"""
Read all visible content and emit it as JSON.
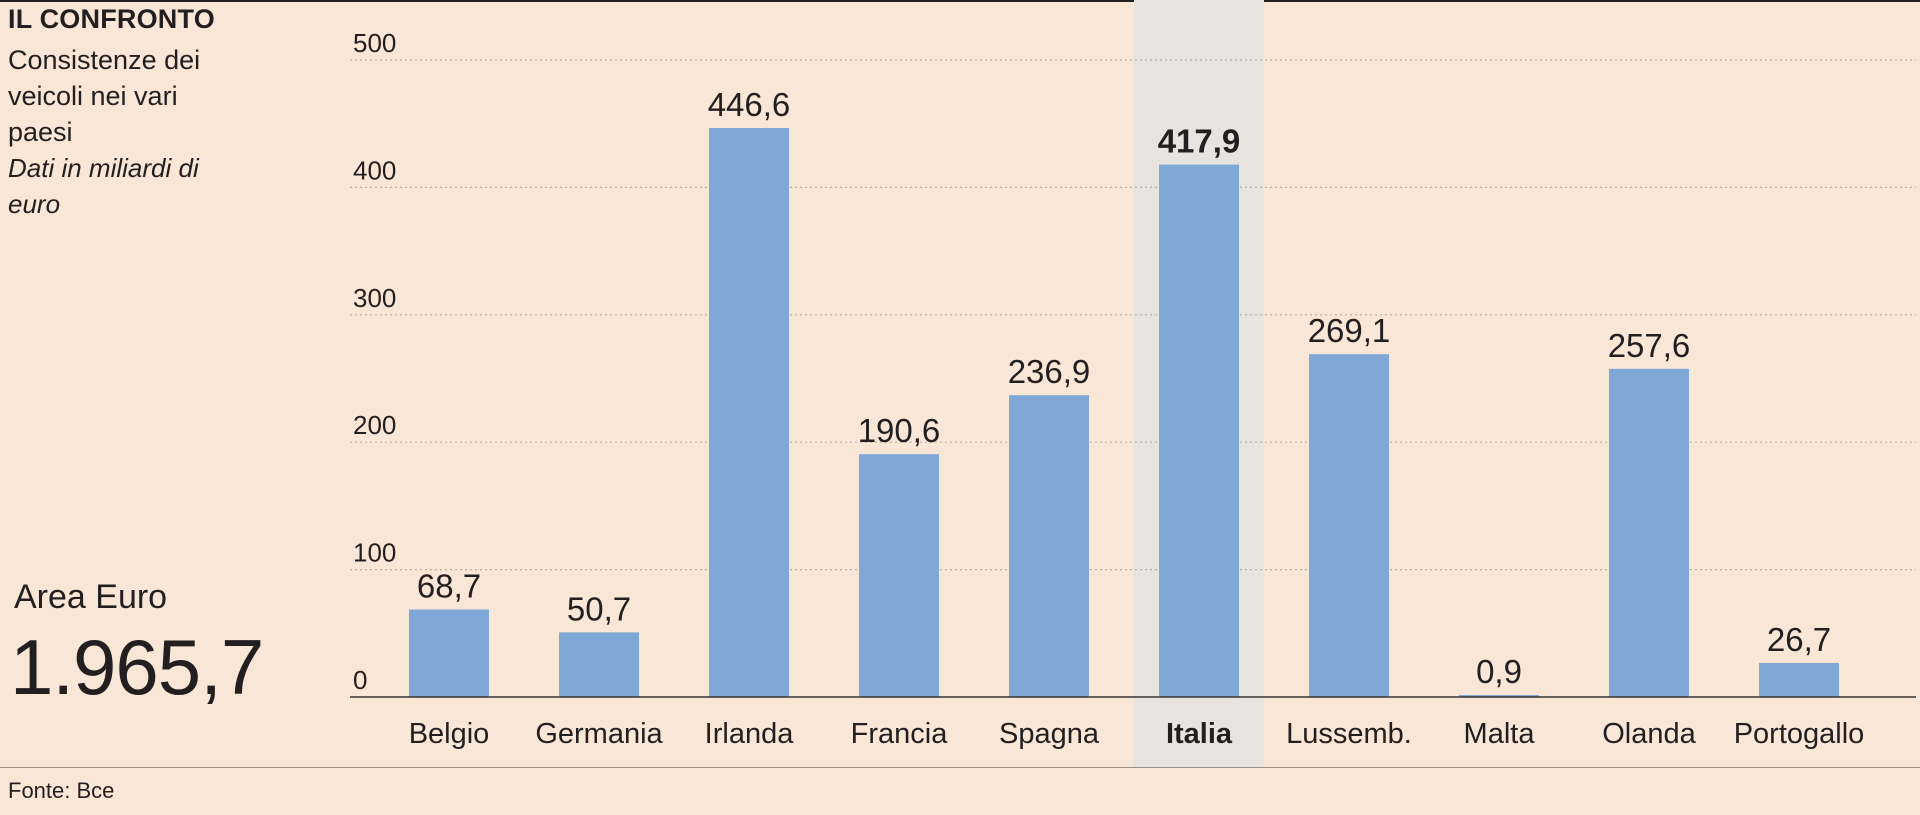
{
  "header": {
    "kicker": "IL CONFRONTO",
    "subtitle": "Consistenze dei veicoli nei vari paesi",
    "unit_note": "Dati in miliardi di euro"
  },
  "total": {
    "label": "Area Euro",
    "value": "1.965,7"
  },
  "source": "Fonte: Bce",
  "colors": {
    "bar": "#7fa8d6",
    "highlight_band": "#e7e3df",
    "grid": "#b9afa5",
    "axis": "#3a3431",
    "background": "#f8e6d6"
  },
  "chart_data": {
    "type": "bar",
    "title": "IL CONFRONTO",
    "categories": [
      "Belgio",
      "Germania",
      "Irlanda",
      "Francia",
      "Spagna",
      "Italia",
      "Lussemb.",
      "Malta",
      "Olanda",
      "Portogallo"
    ],
    "values": [
      68.7,
      50.7,
      446.6,
      190.6,
      236.9,
      417.9,
      269.1,
      0.9,
      257.6,
      26.7
    ],
    "value_labels": [
      "68,7",
      "50,7",
      "446,6",
      "190,6",
      "236,9",
      "417,9",
      "269,1",
      "0,9",
      "257,6",
      "26,7"
    ],
    "highlight": "Italia",
    "ylim": [
      0,
      500
    ],
    "yticks": [
      0,
      100,
      200,
      300,
      400,
      500
    ],
    "grid": true,
    "xlabel": "",
    "ylabel": ""
  }
}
"""
* Exercise directions
Copy all the lines above that hold the string "CONFRONTO".

* Response
    "kicker": "IL CONFRONTO",
    "title": "IL CONFRONTO",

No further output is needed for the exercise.